THE EXERCISE:
Scan the material below for lines with the word "through" and report how many there are, with nothing added.

MATERIAL FOR THIS TASK:
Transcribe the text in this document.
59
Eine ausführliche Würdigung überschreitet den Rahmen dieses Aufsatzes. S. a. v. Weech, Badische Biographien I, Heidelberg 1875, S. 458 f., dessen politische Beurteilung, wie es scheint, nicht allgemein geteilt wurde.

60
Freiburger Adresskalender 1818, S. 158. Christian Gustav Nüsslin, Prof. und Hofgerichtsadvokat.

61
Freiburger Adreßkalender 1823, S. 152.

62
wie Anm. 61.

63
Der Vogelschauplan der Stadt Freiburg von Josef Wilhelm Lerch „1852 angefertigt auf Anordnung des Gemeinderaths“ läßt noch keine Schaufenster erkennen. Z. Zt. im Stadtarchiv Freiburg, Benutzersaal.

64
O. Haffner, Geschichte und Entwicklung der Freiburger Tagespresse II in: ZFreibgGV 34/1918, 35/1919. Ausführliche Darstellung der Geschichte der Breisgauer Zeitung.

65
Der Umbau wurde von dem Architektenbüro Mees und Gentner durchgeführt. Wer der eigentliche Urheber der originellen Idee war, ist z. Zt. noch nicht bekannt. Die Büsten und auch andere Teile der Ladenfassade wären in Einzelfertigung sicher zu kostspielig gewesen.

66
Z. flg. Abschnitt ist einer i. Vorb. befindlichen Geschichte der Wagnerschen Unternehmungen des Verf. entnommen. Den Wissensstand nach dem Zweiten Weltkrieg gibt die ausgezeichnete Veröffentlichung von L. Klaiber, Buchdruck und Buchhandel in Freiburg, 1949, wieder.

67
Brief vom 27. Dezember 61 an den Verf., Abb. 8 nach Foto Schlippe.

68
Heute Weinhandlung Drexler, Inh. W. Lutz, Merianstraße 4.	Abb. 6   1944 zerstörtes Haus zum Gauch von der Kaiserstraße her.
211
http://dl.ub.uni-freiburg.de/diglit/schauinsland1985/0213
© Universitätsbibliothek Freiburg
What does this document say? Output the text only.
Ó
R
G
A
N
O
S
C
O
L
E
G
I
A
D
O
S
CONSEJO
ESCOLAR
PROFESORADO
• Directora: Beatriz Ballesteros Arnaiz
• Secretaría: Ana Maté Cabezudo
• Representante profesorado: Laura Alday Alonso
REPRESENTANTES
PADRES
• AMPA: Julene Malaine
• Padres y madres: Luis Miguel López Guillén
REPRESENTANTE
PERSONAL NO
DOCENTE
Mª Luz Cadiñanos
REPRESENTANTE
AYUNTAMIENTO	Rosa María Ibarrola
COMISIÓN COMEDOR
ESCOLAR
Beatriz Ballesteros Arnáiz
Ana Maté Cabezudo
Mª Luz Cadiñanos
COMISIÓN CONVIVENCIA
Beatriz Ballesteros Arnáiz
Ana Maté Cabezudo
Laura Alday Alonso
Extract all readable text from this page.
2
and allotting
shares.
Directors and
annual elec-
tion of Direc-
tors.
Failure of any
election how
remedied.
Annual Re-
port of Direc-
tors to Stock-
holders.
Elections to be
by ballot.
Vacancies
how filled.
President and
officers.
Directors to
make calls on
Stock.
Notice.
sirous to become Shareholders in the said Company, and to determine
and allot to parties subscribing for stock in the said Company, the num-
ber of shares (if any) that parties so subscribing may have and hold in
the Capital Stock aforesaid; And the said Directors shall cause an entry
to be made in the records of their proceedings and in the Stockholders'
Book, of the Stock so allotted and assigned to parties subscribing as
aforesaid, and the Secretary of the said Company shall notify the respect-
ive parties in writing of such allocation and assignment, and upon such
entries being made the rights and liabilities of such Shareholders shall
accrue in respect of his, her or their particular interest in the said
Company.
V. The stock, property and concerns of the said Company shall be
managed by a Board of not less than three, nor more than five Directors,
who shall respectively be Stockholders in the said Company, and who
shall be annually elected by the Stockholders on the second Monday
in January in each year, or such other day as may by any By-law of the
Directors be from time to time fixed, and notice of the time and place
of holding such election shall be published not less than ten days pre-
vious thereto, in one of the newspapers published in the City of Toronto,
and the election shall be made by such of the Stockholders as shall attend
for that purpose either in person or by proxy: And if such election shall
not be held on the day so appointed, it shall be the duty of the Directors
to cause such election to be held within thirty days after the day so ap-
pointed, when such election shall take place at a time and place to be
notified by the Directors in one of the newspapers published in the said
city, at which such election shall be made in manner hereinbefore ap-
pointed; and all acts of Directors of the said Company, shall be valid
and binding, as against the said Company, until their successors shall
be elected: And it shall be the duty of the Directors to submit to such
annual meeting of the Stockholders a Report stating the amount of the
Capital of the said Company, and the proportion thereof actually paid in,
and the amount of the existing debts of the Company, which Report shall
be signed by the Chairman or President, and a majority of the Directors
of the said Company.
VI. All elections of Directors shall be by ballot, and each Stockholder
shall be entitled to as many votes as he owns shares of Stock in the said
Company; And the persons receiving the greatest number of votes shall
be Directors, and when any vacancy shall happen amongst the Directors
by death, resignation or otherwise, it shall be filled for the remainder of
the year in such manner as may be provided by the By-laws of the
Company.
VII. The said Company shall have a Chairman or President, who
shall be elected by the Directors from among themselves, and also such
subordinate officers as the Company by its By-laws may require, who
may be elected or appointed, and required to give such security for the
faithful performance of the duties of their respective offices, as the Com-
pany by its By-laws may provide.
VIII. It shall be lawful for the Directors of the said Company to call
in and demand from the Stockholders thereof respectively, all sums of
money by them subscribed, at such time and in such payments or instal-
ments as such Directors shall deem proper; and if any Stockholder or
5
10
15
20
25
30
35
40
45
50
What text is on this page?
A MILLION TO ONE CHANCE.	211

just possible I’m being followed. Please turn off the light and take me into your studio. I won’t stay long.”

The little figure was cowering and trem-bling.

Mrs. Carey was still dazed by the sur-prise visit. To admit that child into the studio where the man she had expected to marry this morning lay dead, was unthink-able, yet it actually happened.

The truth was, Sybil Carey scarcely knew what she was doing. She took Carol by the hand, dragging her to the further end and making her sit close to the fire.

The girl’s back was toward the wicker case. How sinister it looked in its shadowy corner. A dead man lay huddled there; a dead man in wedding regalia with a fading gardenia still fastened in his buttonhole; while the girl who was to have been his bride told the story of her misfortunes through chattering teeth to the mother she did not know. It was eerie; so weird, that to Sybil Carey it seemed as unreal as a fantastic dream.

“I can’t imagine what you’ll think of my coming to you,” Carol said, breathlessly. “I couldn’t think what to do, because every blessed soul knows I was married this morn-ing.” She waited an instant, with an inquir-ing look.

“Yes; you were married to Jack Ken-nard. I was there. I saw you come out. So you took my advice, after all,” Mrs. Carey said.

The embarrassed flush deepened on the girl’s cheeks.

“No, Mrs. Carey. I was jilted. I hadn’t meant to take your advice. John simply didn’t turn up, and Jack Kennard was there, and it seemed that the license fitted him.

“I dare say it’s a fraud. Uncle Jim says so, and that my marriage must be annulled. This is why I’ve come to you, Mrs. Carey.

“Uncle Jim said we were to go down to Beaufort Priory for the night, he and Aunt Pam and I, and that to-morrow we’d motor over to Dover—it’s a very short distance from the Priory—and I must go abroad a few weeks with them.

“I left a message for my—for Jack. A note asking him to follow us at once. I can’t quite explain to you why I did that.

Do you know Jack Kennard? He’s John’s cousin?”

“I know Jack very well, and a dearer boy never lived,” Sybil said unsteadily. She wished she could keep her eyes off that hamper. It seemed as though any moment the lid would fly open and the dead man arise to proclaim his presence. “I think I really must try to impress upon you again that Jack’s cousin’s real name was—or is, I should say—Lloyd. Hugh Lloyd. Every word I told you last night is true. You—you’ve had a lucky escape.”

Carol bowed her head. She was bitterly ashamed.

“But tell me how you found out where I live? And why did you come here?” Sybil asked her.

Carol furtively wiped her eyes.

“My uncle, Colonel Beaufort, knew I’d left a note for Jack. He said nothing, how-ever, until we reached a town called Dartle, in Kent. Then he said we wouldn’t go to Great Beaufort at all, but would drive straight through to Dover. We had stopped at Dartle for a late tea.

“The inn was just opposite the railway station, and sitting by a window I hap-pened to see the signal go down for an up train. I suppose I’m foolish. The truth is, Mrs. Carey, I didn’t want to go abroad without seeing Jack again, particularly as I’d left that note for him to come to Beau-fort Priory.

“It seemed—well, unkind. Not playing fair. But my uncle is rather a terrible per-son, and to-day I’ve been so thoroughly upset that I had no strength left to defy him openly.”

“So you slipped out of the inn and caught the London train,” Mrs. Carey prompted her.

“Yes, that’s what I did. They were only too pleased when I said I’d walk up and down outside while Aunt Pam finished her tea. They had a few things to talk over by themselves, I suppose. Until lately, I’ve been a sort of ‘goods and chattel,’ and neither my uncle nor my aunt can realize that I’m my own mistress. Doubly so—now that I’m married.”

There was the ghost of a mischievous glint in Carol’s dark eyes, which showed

RESULT FOR THIS EXERCISE:
2